** START OF Material for this task **
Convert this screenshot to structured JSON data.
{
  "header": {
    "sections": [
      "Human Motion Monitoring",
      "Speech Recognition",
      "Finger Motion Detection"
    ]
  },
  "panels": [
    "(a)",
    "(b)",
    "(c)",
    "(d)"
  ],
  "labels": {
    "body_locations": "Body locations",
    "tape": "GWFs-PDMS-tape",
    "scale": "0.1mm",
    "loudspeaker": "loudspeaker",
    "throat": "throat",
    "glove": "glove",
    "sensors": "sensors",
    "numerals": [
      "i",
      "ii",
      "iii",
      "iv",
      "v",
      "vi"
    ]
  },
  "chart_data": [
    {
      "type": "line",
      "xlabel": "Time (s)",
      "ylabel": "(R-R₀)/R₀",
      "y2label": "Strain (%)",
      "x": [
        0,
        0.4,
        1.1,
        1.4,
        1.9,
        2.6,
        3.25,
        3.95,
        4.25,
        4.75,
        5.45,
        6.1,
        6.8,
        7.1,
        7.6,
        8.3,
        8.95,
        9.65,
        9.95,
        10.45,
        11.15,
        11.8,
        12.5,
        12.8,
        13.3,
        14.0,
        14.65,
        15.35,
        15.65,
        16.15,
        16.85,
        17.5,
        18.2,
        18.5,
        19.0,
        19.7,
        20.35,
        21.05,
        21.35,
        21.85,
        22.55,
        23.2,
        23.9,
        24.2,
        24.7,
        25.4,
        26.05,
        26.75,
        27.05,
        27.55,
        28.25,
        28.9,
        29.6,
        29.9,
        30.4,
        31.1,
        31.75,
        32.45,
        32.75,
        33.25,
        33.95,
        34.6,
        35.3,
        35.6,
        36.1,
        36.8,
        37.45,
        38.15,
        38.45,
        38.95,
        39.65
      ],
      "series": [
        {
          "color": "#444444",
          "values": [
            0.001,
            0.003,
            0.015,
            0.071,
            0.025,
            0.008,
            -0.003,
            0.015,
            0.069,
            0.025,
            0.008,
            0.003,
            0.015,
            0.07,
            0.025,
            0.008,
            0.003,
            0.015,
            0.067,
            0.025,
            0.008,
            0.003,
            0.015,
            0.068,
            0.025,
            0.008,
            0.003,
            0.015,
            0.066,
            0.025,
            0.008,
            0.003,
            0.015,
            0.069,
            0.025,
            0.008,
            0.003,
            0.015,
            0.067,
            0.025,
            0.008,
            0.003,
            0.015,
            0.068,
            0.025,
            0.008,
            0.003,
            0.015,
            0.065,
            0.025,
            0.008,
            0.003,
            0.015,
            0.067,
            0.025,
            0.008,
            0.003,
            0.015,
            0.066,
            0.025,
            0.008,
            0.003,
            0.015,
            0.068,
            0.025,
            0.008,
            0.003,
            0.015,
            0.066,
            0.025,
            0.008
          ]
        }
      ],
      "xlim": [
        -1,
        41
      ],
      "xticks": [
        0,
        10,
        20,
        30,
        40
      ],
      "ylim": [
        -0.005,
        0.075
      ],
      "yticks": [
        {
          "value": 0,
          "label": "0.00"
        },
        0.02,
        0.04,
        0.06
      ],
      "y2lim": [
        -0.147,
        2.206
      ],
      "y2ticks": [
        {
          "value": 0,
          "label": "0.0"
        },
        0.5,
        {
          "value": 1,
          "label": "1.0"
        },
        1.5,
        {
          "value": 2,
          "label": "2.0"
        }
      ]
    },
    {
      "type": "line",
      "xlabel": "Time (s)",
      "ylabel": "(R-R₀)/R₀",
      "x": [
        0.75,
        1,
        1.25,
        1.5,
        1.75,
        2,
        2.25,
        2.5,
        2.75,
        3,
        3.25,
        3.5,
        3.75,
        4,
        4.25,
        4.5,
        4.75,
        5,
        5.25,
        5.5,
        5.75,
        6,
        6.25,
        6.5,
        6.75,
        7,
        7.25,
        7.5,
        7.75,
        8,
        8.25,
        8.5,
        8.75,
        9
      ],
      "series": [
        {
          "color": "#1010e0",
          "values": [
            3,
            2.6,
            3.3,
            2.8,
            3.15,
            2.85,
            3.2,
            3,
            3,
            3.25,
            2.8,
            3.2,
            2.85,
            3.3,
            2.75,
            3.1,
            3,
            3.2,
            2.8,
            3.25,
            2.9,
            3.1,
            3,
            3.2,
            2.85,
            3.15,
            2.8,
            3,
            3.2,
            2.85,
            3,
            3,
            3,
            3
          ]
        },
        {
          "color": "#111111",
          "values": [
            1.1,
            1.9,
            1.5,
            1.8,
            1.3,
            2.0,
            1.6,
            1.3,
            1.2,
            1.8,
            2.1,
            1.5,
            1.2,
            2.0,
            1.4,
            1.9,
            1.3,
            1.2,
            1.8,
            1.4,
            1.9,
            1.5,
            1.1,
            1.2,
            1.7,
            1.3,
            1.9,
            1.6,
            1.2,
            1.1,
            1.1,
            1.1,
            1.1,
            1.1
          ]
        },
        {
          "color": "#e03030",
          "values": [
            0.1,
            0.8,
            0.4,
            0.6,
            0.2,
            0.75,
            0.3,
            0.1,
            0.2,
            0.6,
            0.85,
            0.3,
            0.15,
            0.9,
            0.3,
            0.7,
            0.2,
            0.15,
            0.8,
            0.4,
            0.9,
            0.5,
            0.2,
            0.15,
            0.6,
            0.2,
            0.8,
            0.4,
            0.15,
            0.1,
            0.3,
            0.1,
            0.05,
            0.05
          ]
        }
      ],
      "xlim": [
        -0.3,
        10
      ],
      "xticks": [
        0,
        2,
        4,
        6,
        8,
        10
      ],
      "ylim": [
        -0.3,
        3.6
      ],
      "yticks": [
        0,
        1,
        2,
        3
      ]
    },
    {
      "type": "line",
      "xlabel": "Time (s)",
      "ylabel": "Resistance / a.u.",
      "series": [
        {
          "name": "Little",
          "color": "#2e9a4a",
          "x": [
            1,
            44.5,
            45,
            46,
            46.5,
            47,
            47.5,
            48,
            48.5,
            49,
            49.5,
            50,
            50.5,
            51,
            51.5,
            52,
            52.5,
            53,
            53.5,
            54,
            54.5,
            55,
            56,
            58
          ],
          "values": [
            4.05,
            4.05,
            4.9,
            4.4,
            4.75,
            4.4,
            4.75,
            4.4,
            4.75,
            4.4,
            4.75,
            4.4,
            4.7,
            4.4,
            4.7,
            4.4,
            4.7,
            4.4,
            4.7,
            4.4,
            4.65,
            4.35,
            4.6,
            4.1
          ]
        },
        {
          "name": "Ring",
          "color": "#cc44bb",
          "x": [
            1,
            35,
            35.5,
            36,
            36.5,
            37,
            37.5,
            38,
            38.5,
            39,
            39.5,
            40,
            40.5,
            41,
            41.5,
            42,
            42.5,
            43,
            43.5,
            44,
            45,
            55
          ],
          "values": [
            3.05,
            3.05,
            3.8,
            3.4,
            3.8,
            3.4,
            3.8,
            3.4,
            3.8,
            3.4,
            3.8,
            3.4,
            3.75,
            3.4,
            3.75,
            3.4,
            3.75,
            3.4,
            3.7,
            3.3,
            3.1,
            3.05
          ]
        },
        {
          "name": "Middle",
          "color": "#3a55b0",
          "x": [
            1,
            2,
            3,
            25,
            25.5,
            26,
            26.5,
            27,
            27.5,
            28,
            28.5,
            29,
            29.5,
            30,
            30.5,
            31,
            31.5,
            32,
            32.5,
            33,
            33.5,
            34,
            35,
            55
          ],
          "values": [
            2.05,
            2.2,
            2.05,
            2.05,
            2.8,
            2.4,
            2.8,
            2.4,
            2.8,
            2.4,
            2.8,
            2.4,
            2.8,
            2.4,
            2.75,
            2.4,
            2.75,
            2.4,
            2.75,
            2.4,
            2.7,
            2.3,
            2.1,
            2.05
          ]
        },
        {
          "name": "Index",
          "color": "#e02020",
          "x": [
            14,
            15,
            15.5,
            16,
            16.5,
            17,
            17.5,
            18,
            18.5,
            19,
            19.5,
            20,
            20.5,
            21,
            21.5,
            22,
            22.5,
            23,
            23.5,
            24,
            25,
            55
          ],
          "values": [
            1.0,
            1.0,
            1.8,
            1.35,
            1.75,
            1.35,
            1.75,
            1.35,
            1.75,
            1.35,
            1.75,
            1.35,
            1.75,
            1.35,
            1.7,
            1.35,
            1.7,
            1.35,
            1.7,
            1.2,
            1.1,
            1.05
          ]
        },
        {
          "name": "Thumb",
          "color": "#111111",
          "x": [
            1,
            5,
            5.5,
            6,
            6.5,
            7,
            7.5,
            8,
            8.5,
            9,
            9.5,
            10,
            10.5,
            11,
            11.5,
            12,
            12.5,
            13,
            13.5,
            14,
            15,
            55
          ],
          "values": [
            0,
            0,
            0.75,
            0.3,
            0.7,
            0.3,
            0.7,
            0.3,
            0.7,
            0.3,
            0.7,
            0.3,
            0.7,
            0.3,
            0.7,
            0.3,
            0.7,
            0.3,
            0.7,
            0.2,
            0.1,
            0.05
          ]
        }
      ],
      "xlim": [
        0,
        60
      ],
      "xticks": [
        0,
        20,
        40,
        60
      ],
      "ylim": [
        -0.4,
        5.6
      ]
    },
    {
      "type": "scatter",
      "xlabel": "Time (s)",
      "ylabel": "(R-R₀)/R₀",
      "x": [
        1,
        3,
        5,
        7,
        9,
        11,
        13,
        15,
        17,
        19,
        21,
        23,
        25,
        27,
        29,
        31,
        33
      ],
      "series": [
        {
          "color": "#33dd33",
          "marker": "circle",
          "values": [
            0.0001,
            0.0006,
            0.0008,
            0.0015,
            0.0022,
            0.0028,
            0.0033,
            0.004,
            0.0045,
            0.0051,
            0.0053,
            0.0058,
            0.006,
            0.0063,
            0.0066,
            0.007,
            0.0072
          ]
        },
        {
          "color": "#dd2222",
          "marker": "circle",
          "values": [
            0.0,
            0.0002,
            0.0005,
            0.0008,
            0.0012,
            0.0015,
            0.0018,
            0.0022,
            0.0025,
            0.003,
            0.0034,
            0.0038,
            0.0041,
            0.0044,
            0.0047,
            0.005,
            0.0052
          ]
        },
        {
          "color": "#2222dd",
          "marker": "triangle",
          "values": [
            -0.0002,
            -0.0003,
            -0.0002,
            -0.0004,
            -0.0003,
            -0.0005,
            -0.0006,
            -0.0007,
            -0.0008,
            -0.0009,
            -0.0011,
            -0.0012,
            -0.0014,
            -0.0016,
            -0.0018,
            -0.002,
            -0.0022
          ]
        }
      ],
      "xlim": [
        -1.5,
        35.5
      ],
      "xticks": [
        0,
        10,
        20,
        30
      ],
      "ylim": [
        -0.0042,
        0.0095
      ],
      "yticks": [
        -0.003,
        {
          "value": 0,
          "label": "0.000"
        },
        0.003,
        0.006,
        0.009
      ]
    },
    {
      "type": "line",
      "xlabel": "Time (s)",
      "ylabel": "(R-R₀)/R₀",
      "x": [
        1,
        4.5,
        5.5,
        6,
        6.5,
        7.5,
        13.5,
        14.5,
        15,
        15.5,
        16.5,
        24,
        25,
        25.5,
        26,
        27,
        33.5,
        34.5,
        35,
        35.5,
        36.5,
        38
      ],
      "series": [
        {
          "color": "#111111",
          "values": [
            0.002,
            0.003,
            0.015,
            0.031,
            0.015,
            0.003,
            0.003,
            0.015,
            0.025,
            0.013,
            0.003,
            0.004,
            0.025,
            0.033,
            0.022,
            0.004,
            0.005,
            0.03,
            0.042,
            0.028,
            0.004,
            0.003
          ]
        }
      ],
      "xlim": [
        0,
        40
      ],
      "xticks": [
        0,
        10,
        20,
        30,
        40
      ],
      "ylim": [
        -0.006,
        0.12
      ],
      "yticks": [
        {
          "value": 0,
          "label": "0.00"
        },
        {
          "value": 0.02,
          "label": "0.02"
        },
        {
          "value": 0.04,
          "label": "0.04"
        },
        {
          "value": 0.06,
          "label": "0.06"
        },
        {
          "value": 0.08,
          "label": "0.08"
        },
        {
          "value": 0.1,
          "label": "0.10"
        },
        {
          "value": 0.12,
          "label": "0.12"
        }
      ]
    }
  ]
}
** END OF Material for this task **
* **Short task**
Scan the data above and copy every line with "Motion" in it.

* **Response to the exercise**
      "Human Motion Monitoring",
      "Finger Motion Detection"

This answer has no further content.